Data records
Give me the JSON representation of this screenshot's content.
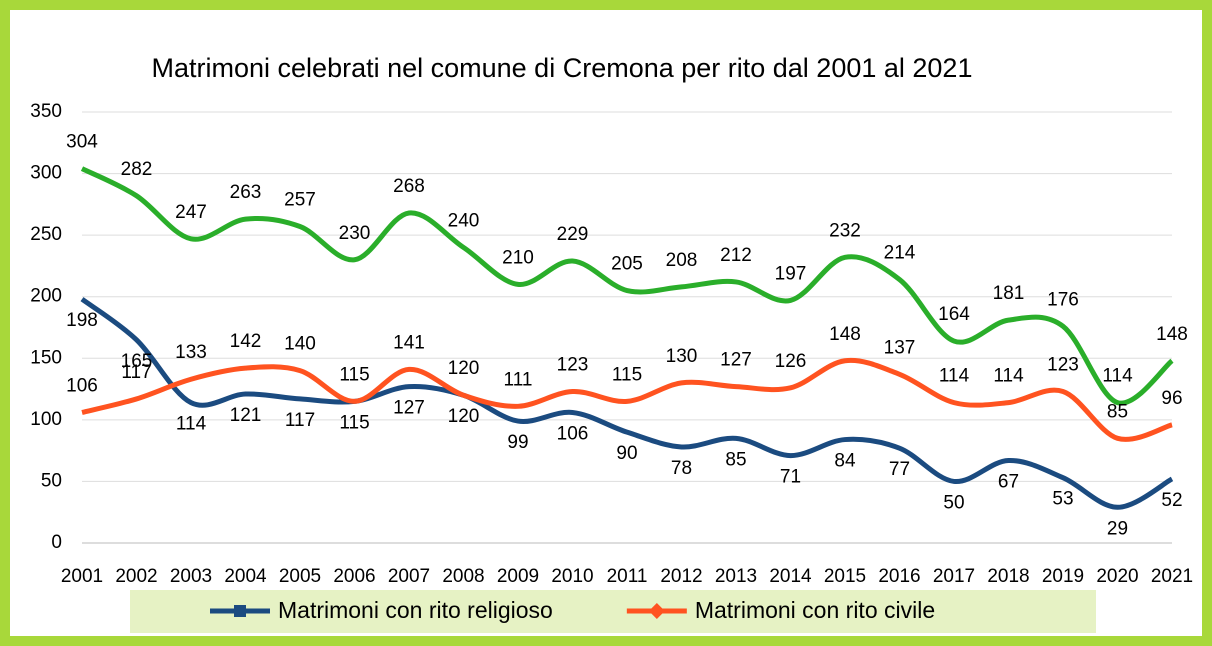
{
  "chart_data": {
    "type": "line",
    "title": "Matrimoni celebrati nel comune di Cremona per rito dal 2001 al 2021",
    "categories": [
      "2001",
      "2002",
      "2003",
      "2004",
      "2005",
      "2006",
      "2007",
      "2008",
      "2009",
      "2010",
      "2011",
      "2012",
      "2013",
      "2014",
      "2015",
      "2016",
      "2017",
      "2018",
      "2019",
      "2020",
      "2021"
    ],
    "series": [
      {
        "color": "#2aae2a",
        "values": [
          304,
          282,
          247,
          263,
          257,
          230,
          268,
          240,
          210,
          229,
          205,
          208,
          212,
          197,
          232,
          214,
          164,
          181,
          176,
          114,
          148
        ]
      },
      {
        "name": "Matrimoni con rito religioso",
        "color": "#1b4b80",
        "values": [
          198,
          165,
          114,
          121,
          117,
          115,
          127,
          120,
          99,
          106,
          90,
          78,
          85,
          71,
          84,
          77,
          50,
          67,
          53,
          29,
          52
        ]
      },
      {
        "name": "Matrimoni con rito civile",
        "color": "#ff5320",
        "values": [
          106,
          117,
          133,
          142,
          140,
          115,
          141,
          120,
          111,
          123,
          115,
          130,
          127,
          126,
          148,
          137,
          114,
          114,
          123,
          85,
          96
        ]
      }
    ],
    "ylim": [
      0,
      350
    ],
    "yticks": [
      0,
      50,
      100,
      150,
      200,
      250,
      300,
      350
    ],
    "grid": true,
    "legend": "bottom"
  }
}
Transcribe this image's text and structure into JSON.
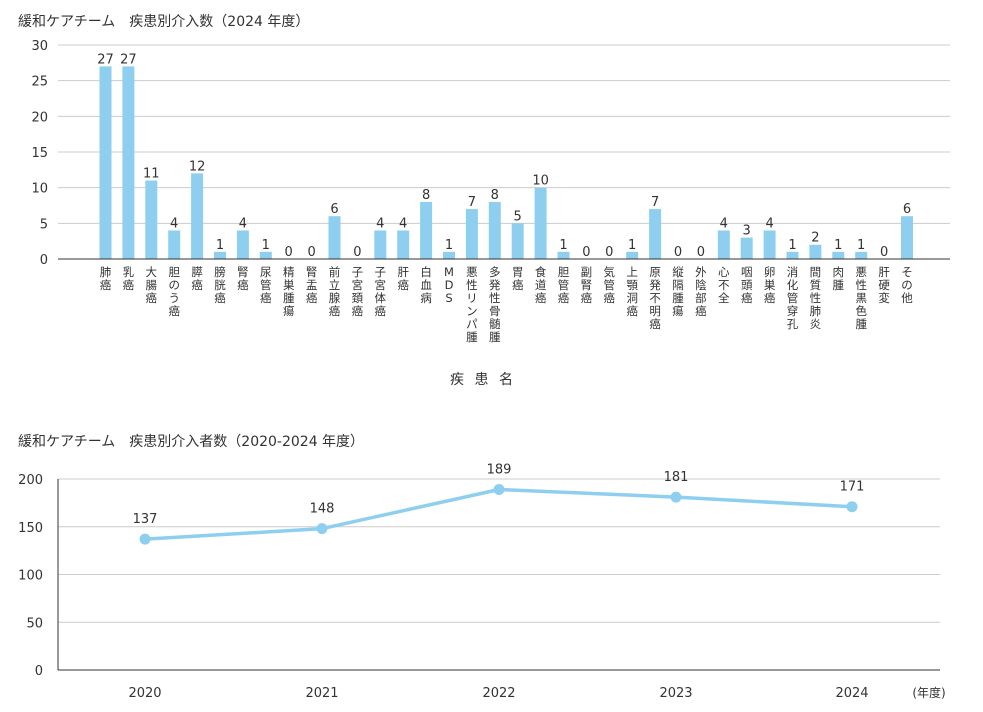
{
  "chart_data": [
    {
      "type": "bar",
      "title": "緩和ケアチーム　疾患別介入数（2024 年度）",
      "xlabel": "疾 患 名",
      "ylabel": "",
      "ylim": [
        0,
        30
      ],
      "yticks": [
        0,
        5,
        10,
        15,
        20,
        25,
        30
      ],
      "grid": true,
      "color": "#8ecff0",
      "categories": [
        "肺癌",
        "乳癌",
        "大腸癌",
        "胆のう癌",
        "膵癌",
        "膀胱癌",
        "腎癌",
        "尿管癌",
        "精巣腫瘍",
        "腎盂癌",
        "前立腺癌",
        "子宮頚癌",
        "子宮体癌",
        "肝癌",
        "白血病",
        "MDS",
        "悪性リンパ腫",
        "多発性骨髄腫",
        "胃癌",
        "食道癌",
        "胆管癌",
        "副腎癌",
        "気管癌",
        "上顎洞癌",
        "原発不明癌",
        "縦隔腫瘍",
        "外陰部癌",
        "心不全",
        "咽頭癌",
        "卵巣癌",
        "消化管穿孔",
        "間質性肺炎",
        "肉腫",
        "悪性黒色腫",
        "肝硬変",
        "その他"
      ],
      "values": [
        27,
        27,
        11,
        4,
        12,
        1,
        4,
        1,
        0,
        0,
        6,
        0,
        4,
        4,
        8,
        1,
        7,
        8,
        5,
        10,
        1,
        0,
        0,
        1,
        7,
        0,
        0,
        4,
        3,
        4,
        1,
        2,
        1,
        1,
        0,
        6
      ]
    },
    {
      "type": "line",
      "title": "緩和ケアチーム　疾患別介入者数（2020-2024 年度）",
      "xlabel": "",
      "unit_label": "(年度)",
      "ylabel": "",
      "ylim": [
        0,
        200
      ],
      "yticks": [
        0,
        50,
        100,
        150,
        200
      ],
      "grid": true,
      "color": "#8ecff0",
      "x": [
        "2020",
        "2021",
        "2022",
        "2023",
        "2024"
      ],
      "values": [
        137,
        148,
        189,
        181,
        171
      ]
    }
  ]
}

(EXERCISE DESCRIPTION):
Output exactly the lines from the line with "Transcribe this image's" to the last line of the records, including both, and leave every picture out.

(THE ANSWER):
Transcribe this image's text and structure into JSON.
{
  "chart_data": [
    {
      "type": "bar",
      "title": "緩和ケアチーム　疾患別介入数（2024 年度）",
      "xlabel": "疾 患 名",
      "ylabel": "",
      "ylim": [
        0,
        30
      ],
      "yticks": [
        0,
        5,
        10,
        15,
        20,
        25,
        30
      ],
      "grid": true,
      "color": "#8ecff0",
      "categories": [
        "肺癌",
        "乳癌",
        "大腸癌",
        "胆のう癌",
        "膵癌",
        "膀胱癌",
        "腎癌",
        "尿管癌",
        "精巣腫瘍",
        "腎盂癌",
        "前立腺癌",
        "子宮頚癌",
        "子宮体癌",
        "肝癌",
        "白血病",
        "MDS",
        "悪性リンパ腫",
        "多発性骨髄腫",
        "胃癌",
        "食道癌",
        "胆管癌",
        "副腎癌",
        "気管癌",
        "上顎洞癌",
        "原発不明癌",
        "縦隔腫瘍",
        "外陰部癌",
        "心不全",
        "咽頭癌",
        "卵巣癌",
        "消化管穿孔",
        "間質性肺炎",
        "肉腫",
        "悪性黒色腫",
        "肝硬変",
        "その他"
      ],
      "values": [
        27,
        27,
        11,
        4,
        12,
        1,
        4,
        1,
        0,
        0,
        6,
        0,
        4,
        4,
        8,
        1,
        7,
        8,
        5,
        10,
        1,
        0,
        0,
        1,
        7,
        0,
        0,
        4,
        3,
        4,
        1,
        2,
        1,
        1,
        0,
        6
      ]
    },
    {
      "type": "line",
      "title": "緩和ケアチーム　疾患別介入者数（2020-2024 年度）",
      "xlabel": "",
      "unit_label": "(年度)",
      "ylabel": "",
      "ylim": [
        0,
        200
      ],
      "yticks": [
        0,
        50,
        100,
        150,
        200
      ],
      "grid": true,
      "color": "#8ecff0",
      "x": [
        "2020",
        "2021",
        "2022",
        "2023",
        "2024"
      ],
      "values": [
        137,
        148,
        189,
        181,
        171
      ]
    }
  ]
}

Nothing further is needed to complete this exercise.